**Stored dataset items**.
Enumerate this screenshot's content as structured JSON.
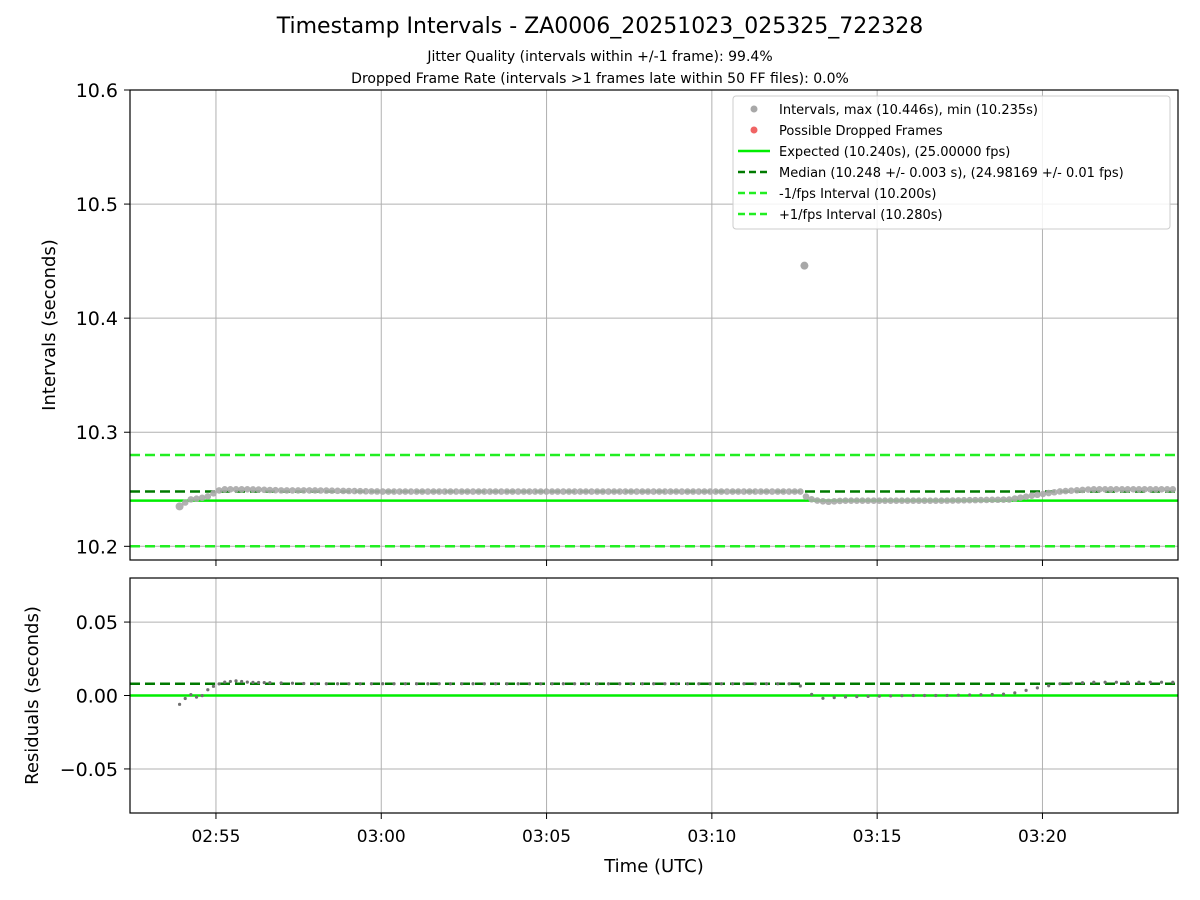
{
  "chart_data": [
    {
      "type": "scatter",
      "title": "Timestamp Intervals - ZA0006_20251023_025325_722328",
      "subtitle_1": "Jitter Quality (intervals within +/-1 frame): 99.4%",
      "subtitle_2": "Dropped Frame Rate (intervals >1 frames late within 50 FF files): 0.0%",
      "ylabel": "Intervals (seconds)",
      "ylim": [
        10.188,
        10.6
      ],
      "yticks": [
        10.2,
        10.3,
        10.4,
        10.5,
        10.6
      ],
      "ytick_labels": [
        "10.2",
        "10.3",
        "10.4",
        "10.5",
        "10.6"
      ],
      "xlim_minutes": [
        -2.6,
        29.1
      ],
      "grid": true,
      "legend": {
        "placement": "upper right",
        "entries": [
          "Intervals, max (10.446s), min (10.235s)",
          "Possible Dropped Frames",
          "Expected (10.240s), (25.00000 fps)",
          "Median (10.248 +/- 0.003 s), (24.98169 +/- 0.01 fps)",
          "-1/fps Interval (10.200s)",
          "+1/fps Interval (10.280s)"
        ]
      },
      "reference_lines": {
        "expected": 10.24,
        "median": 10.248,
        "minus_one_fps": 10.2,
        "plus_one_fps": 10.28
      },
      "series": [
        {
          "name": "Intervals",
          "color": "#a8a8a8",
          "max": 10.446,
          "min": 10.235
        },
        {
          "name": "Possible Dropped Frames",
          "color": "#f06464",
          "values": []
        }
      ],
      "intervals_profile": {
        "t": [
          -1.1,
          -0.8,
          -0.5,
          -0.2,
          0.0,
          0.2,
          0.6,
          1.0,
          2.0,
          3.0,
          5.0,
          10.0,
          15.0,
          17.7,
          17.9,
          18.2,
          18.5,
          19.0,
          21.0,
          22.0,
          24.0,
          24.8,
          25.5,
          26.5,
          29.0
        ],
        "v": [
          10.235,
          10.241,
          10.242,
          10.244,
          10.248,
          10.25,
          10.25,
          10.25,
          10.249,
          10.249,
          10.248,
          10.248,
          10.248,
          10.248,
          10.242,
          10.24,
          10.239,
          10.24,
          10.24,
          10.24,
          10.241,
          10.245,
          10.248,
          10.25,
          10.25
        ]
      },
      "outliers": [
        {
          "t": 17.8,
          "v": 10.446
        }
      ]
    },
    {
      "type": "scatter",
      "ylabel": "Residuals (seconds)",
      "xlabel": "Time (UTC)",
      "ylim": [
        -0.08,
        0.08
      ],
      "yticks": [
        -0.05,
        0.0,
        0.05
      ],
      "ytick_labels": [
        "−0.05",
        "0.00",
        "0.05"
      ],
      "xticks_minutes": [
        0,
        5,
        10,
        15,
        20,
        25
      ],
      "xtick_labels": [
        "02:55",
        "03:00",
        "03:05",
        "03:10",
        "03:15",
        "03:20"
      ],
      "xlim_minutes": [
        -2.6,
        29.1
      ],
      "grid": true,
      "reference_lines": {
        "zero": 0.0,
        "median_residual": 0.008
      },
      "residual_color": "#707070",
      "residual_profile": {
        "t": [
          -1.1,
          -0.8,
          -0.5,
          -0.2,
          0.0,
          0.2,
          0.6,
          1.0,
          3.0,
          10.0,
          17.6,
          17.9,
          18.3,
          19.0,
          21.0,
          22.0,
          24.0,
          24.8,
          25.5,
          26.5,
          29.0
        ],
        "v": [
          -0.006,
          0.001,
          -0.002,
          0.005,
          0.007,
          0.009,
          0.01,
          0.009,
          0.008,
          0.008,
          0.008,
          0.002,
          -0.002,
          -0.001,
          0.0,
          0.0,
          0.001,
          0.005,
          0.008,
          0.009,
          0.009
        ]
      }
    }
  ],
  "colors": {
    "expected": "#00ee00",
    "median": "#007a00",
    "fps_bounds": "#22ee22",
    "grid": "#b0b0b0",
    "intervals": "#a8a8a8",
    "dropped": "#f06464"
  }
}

==

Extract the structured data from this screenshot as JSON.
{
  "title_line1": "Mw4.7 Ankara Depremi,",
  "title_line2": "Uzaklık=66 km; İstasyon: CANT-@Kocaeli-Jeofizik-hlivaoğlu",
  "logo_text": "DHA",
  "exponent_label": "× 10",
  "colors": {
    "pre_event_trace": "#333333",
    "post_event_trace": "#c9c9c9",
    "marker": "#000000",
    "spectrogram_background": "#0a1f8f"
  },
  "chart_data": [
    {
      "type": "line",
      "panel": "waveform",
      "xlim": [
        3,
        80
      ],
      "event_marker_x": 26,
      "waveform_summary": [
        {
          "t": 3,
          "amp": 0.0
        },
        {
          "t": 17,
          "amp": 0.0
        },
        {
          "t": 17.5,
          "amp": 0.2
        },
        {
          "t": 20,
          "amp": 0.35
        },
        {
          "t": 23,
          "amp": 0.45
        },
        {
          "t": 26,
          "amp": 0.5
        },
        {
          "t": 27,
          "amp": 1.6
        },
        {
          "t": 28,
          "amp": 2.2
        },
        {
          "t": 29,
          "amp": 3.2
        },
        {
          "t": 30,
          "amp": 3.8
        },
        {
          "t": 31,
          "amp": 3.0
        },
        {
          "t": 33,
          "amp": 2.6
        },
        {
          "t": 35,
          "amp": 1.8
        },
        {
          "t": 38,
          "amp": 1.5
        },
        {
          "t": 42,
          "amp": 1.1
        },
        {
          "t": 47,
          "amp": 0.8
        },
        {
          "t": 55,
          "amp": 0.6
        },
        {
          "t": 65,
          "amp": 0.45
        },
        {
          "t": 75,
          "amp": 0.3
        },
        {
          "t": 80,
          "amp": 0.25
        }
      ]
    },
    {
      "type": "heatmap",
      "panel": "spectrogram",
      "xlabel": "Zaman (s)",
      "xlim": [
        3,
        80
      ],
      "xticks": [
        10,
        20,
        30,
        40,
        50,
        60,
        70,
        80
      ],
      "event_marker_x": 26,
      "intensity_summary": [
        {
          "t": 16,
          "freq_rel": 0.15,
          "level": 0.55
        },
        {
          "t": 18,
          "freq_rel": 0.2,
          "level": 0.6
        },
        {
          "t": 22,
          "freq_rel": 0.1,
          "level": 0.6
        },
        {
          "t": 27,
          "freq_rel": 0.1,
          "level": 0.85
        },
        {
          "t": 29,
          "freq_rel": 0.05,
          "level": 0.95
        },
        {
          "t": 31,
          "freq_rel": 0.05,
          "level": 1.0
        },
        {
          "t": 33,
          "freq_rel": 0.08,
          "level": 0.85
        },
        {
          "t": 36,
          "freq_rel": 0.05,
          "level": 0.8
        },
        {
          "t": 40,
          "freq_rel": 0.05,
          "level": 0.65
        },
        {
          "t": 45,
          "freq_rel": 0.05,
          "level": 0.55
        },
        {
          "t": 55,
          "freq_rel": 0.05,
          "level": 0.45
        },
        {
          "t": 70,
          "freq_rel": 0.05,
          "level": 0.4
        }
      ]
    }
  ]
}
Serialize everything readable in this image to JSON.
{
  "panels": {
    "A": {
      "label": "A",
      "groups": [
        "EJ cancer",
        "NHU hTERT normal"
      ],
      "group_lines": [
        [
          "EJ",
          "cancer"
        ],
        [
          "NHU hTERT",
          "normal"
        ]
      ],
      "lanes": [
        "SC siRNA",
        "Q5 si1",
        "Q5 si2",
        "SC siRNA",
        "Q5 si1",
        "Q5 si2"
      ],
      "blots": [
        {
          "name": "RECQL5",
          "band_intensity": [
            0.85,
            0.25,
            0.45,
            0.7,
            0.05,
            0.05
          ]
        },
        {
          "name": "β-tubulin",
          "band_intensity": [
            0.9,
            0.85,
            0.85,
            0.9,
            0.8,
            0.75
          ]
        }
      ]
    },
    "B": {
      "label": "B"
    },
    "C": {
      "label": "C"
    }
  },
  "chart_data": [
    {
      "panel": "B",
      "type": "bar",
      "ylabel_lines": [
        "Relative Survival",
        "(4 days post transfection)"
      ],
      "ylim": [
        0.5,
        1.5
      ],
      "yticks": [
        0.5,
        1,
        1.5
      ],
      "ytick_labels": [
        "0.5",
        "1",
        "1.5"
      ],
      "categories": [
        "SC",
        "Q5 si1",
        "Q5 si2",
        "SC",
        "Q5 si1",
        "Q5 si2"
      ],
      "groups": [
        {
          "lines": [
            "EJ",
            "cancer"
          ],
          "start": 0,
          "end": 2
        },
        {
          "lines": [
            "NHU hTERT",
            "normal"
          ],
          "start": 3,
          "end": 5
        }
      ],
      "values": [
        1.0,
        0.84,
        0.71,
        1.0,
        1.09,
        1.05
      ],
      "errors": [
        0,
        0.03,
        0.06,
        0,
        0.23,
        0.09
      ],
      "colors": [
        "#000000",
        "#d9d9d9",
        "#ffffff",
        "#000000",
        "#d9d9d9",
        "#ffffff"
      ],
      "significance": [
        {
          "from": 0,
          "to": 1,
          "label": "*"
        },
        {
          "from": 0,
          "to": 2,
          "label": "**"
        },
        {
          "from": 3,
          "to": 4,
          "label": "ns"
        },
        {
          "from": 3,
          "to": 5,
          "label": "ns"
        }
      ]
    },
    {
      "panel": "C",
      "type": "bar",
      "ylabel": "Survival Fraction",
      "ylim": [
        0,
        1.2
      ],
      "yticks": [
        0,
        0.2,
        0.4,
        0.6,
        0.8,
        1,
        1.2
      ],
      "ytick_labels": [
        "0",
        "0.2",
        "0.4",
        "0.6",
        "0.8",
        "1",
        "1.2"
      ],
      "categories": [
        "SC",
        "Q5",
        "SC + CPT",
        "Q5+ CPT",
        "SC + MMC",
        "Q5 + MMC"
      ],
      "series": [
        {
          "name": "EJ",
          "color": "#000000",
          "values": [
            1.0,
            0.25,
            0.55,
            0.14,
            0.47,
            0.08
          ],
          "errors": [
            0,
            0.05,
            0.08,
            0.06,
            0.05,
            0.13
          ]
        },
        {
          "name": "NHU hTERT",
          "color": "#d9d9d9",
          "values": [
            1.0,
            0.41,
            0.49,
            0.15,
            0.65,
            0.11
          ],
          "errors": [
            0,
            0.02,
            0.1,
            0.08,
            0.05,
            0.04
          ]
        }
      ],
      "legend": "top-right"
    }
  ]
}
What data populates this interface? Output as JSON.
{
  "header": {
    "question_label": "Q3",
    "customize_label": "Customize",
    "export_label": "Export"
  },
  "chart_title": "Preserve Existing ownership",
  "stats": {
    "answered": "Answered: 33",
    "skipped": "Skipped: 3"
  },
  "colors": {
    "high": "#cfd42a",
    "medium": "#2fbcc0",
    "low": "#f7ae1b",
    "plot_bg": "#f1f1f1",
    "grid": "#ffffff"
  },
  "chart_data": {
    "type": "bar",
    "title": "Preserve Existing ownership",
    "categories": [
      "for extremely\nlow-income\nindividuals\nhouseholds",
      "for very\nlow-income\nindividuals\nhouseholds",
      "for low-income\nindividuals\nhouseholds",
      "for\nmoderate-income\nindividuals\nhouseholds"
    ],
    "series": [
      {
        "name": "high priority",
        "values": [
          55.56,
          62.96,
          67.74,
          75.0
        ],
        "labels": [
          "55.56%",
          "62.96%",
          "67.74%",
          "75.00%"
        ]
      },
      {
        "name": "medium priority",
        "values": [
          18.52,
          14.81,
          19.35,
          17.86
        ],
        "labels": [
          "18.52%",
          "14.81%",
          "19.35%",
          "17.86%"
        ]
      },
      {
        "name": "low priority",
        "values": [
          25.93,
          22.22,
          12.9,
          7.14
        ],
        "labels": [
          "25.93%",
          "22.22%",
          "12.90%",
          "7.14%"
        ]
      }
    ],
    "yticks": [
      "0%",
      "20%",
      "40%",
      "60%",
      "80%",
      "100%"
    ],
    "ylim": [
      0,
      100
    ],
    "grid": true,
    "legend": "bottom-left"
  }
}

**Work required**.
Give the count of lines in the listing above that include "income", with no other words.

**Answer for the task**.
4